Short task => Take every line from the listing below that includes "тільки" and copy it.

Source material =>
══════════════════════════════
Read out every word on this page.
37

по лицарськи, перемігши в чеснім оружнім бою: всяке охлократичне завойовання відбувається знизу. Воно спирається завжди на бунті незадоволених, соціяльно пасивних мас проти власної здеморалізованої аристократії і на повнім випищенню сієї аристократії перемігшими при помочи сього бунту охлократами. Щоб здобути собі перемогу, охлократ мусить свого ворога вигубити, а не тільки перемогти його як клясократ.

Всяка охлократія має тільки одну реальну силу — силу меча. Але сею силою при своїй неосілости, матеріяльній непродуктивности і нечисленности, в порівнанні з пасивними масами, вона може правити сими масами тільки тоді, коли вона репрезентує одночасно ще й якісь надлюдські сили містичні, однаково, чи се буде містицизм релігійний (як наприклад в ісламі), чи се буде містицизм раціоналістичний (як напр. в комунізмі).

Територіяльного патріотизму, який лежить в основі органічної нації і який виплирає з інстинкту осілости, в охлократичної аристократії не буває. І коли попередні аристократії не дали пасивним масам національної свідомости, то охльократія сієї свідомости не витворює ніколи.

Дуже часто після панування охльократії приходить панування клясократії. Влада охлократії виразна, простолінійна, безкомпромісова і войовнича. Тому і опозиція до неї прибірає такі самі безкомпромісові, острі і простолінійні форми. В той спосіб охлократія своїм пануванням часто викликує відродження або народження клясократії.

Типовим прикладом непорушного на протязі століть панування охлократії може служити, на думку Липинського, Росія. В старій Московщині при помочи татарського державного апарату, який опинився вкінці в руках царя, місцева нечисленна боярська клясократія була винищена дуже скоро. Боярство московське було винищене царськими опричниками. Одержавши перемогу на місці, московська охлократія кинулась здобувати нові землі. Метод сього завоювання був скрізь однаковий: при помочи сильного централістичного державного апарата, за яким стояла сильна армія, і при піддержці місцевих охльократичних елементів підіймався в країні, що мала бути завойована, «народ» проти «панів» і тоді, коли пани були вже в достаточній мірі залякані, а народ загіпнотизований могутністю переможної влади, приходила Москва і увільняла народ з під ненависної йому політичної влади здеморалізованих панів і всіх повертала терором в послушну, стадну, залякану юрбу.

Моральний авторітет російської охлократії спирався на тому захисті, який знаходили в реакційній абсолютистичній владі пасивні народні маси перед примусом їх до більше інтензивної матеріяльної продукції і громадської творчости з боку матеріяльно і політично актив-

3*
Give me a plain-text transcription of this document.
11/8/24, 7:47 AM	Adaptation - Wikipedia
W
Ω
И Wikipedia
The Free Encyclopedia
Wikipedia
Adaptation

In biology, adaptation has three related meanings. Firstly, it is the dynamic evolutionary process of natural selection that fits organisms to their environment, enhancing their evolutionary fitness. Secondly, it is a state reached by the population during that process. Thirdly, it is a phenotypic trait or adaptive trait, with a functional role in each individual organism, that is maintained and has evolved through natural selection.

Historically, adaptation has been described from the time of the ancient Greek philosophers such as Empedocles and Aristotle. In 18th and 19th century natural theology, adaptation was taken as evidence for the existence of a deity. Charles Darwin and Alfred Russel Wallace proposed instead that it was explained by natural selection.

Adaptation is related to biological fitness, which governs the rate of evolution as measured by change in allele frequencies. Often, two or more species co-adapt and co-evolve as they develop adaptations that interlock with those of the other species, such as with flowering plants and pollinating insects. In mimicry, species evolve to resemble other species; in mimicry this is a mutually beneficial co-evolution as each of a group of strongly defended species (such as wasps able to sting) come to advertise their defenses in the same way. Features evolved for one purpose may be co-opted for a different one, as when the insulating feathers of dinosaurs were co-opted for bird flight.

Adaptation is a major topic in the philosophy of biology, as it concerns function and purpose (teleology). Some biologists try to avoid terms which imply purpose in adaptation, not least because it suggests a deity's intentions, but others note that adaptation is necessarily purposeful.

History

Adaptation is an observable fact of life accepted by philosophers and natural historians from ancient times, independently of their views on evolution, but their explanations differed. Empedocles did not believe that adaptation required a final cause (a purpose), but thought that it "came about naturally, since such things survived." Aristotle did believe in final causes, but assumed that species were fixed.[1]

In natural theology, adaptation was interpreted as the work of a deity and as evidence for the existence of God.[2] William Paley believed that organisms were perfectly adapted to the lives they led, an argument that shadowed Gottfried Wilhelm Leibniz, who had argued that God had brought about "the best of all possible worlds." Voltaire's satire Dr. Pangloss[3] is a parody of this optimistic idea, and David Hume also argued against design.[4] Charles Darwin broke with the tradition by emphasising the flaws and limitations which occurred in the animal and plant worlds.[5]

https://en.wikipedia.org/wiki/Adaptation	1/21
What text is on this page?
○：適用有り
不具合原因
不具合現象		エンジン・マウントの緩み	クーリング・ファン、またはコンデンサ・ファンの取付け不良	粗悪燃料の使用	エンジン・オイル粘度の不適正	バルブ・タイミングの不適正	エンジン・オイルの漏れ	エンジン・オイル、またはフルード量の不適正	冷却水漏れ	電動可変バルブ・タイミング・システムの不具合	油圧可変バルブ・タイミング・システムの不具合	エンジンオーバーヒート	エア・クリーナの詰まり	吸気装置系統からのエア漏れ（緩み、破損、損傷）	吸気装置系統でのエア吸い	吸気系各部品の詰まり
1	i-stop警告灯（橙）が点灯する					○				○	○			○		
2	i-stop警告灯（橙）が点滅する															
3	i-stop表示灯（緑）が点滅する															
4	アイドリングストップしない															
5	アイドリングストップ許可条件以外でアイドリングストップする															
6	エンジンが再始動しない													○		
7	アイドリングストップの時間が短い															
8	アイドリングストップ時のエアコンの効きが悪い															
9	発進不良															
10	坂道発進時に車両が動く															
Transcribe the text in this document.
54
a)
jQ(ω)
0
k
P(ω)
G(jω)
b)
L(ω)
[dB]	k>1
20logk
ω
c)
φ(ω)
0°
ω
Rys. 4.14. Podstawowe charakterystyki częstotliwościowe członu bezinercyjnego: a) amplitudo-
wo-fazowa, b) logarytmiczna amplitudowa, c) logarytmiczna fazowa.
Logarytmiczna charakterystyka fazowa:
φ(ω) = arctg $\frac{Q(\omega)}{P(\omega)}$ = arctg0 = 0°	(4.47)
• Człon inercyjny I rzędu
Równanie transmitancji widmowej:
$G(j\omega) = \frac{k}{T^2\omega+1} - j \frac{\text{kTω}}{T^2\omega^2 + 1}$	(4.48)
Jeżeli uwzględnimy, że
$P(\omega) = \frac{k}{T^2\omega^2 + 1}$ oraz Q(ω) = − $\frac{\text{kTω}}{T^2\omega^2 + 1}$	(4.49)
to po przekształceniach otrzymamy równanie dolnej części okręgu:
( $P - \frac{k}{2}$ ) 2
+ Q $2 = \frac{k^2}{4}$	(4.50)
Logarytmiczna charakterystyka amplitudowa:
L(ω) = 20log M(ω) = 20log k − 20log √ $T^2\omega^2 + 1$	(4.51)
══════════════════════════════
Exercise output =>
по лицарськи, перемігши в чеснім оружнім бою: всяке охлократичне завойовання відбувається знизу. Воно спирається завжди на бунті незадоволених, соціяльно пасивних мас проти власної здеморалізованої аристократії і на повнім випищенню сієї аристократії перемігшими при помочи сього бунту охлократами. Щоб здобути собі перемогу, охлократ мусить свого ворога вигубити, а не тільки перемогти його як клясократ.
Всяка охлократія має тільки одну реальну силу — силу меча. Але сею силою при своїй неосілости, матеріяльній непродуктивности і нечисленности, в порівнанні з пасивними масами, вона може правити сими масами тільки тоді, коли вона репрезентує одночасно ще й якісь надлюдські сили містичні, однаково, чи се буде містицизм релігійний (як наприклад в ісламі), чи се буде містицизм раціоналістичний (як напр. в комунізмі).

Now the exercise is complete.